DIRECTION: Select all lines in the records that include "description".

-- BEGIN ENTRIES SHOWN --

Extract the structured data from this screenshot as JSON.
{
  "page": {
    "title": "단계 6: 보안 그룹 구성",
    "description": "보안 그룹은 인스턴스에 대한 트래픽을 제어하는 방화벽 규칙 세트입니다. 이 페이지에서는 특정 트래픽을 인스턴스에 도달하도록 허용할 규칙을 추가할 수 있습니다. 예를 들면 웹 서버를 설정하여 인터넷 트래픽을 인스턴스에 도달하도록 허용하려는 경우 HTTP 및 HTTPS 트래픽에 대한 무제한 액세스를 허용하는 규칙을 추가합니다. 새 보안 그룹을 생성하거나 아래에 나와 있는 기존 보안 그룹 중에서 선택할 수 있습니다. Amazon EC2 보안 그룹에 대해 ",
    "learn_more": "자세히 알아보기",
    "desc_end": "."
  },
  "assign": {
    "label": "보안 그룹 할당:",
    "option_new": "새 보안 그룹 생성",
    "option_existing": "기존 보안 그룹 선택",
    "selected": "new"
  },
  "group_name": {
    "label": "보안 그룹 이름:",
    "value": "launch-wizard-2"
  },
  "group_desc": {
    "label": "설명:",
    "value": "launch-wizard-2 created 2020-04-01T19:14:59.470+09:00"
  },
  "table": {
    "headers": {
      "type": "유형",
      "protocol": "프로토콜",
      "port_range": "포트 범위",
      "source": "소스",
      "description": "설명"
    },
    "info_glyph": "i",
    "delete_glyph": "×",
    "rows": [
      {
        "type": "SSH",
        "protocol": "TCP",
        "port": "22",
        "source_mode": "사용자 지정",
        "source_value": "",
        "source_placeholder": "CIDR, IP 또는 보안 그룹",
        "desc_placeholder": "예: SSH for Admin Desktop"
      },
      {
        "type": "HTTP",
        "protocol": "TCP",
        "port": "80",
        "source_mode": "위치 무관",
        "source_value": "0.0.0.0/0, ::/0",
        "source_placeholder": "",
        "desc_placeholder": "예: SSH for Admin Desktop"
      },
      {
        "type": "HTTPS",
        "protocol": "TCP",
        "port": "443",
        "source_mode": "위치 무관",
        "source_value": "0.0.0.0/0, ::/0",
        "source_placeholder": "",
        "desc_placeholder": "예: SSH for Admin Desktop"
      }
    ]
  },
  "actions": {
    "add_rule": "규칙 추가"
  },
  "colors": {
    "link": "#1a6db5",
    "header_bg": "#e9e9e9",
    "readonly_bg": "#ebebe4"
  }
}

-- END ENTRIES SHOWN --

REPLY TO THE EXERCISE:
    "description": "보안 그룹은 인스턴스에 대한 트래픽을 제어하는 방화벽 규칙 세트입니다. 이 페이지에서는 특정 트래픽을 인스턴스에 도달하도록 허용할 규칙을 추가할 수 있습니다. 예를 들면 웹 서버를 설정하여 인터넷 트래픽을 인스턴스에 도달하도록 허용하려는 경우 HTTP 및 HTTPS 트래픽에 대한 무제한 액세스를 허용하는 규칙을 추가합니다. 새 보안 그룹을 생성하거나 아래에 나와 있는 기존 보안 그룹 중에서 선택할 수 있습니다. Amazon EC2 보안 그룹에 대해 ",
      "description": "설명"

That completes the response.